** START OF Input material **

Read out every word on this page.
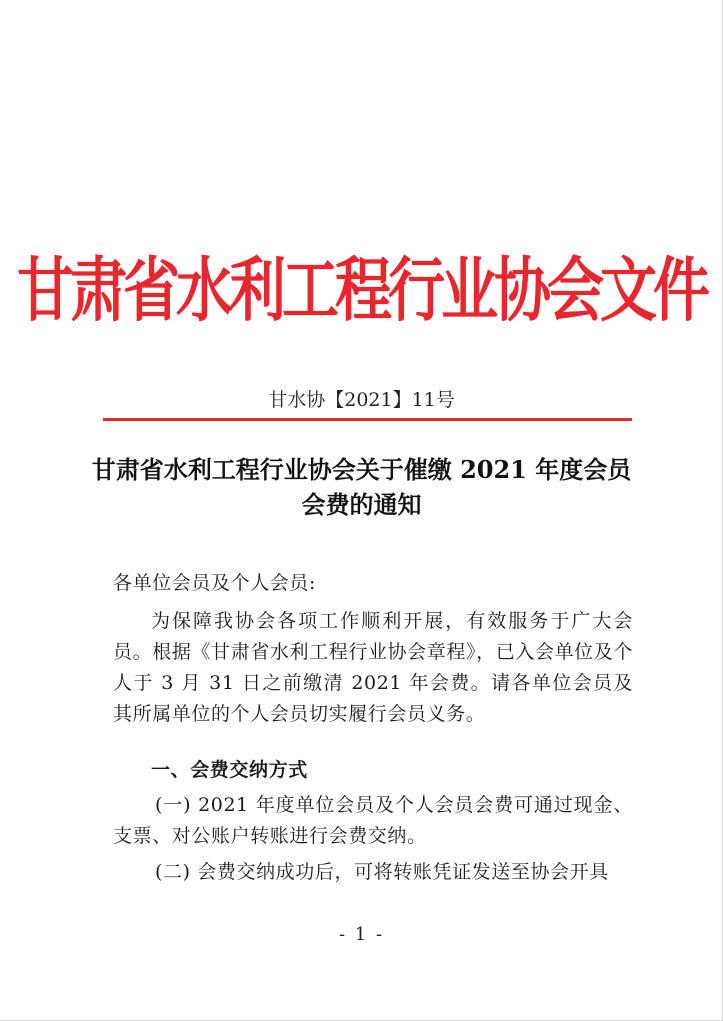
甘肃省水利工程行业协会文件
甘水协【2021】11号
甘肃省水利工程行业协会关于催缴 2021 年度会员会费的通知
各单位会员及个人会员:
为保障我协会各项工作顺利开展，有效服务于广大会员。根据《甘肃省水利工程行业协会章程》，已入会单位及个人于 3 月 31 日之前缴清 2021 年会费。请各单位会员及其所属单位的个人会员切实履行会员义务。
一、会费交纳方式
(一) 2021 年度单位会员及个人会员会费可通过现金、支票、对公账户转账进行会费交纳。
(二) 会费交纳成功后，可将转账凭证发送至协会开具
- 1 -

** END OF Input material **

▶ _What you should do_: Leave out every picture and copy the rest of the records exactly.

▶ _Result_:
Read out every word on this page.
甘肃省水利工程行业协会文件
甘水协【2021】11号
甘肃省水利工程行业协会关于催缴 2021 年度会员会费的通知
各单位会员及个人会员:
为保障我协会各项工作顺利开展，有效服务于广大会员。根据《甘肃省水利工程行业协会章程》，已入会单位及个人于 3 月 31 日之前缴清 2021 年会费。请各单位会员及其所属单位的个人会员切实履行会员义务。
一、会费交纳方式
(一) 2021 年度单位会员及个人会员会费可通过现金、支票、对公账户转账进行会费交纳。
(二) 会费交纳成功后，可将转账凭证发送至协会开具
- 1 -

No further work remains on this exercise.